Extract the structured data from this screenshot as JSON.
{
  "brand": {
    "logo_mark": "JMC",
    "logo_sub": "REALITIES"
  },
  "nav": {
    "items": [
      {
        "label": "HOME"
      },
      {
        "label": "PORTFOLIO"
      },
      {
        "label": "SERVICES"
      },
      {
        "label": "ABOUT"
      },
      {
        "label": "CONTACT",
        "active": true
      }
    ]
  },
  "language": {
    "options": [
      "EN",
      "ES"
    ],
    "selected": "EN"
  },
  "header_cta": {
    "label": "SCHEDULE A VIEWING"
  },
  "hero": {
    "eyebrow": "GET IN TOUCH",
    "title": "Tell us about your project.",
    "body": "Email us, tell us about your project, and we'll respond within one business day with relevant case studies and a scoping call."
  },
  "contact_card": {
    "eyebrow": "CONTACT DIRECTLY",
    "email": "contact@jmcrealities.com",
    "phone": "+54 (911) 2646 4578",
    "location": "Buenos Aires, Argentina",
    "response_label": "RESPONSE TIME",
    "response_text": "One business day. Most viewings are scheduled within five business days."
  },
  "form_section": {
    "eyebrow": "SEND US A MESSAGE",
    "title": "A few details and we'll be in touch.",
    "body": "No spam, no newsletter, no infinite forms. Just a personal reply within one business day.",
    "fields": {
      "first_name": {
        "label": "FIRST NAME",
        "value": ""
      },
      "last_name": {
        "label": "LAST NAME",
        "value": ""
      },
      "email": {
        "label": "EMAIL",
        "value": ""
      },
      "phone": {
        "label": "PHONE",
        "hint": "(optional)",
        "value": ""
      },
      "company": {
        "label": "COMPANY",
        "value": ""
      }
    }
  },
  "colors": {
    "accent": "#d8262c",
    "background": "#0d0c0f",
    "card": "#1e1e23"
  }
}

******************************

Stated goal » Write out all records exactly, keeping every detail.

Worked solution »
Extract the structured data from this screenshot as JSON.
{
  "brand": {
    "logo_mark": "JMC",
    "logo_sub": "REALITIES"
  },
  "nav": {
    "items": [
      {
        "label": "HOME"
      },
      {
        "label": "PORTFOLIO"
      },
      {
        "label": "SERVICES"
      },
      {
        "label": "ABOUT"
      },
      {
        "label": "CONTACT",
        "active": true
      }
    ]
  },
  "language": {
    "options": [
      "EN",
      "ES"
    ],
    "selected": "EN"
  },
  "header_cta": {
    "label": "SCHEDULE A VIEWING"
  },
  "hero": {
    "eyebrow": "GET IN TOUCH",
    "title": "Tell us about your project.",
    "body": "Email us, tell us about your project, and we'll respond within one business day with relevant case studies and a scoping call."
  },
  "contact_card": {
    "eyebrow": "CONTACT DIRECTLY",
    "email": "contact@jmcrealities.com",
    "phone": "+54 (911) 2646 4578",
    "location": "Buenos Aires, Argentina",
    "response_label": "RESPONSE TIME",
    "response_text": "One business day. Most viewings are scheduled within five business days."
  },
  "form_section": {
    "eyebrow": "SEND US A MESSAGE",
    "title": "A few details and we'll be in touch.",
    "body": "No spam, no newsletter, no infinite forms. Just a personal reply within one business day.",
    "fields": {
      "first_name": {
        "label": "FIRST NAME",
        "value": ""
      },
      "last_name": {
        "label": "LAST NAME",
        "value": ""
      },
      "email": {
        "label": "EMAIL",
        "value": ""
      },
      "phone": {
        "label": "PHONE",
        "hint": "(optional)",
        "value": ""
      },
      "company": {
        "label": "COMPANY",
        "value": ""
      }
    }
  },
  "colors": {
    "accent": "#d8262c",
    "background": "#0d0c0f",
    "card": "#1e1e23"
  }
}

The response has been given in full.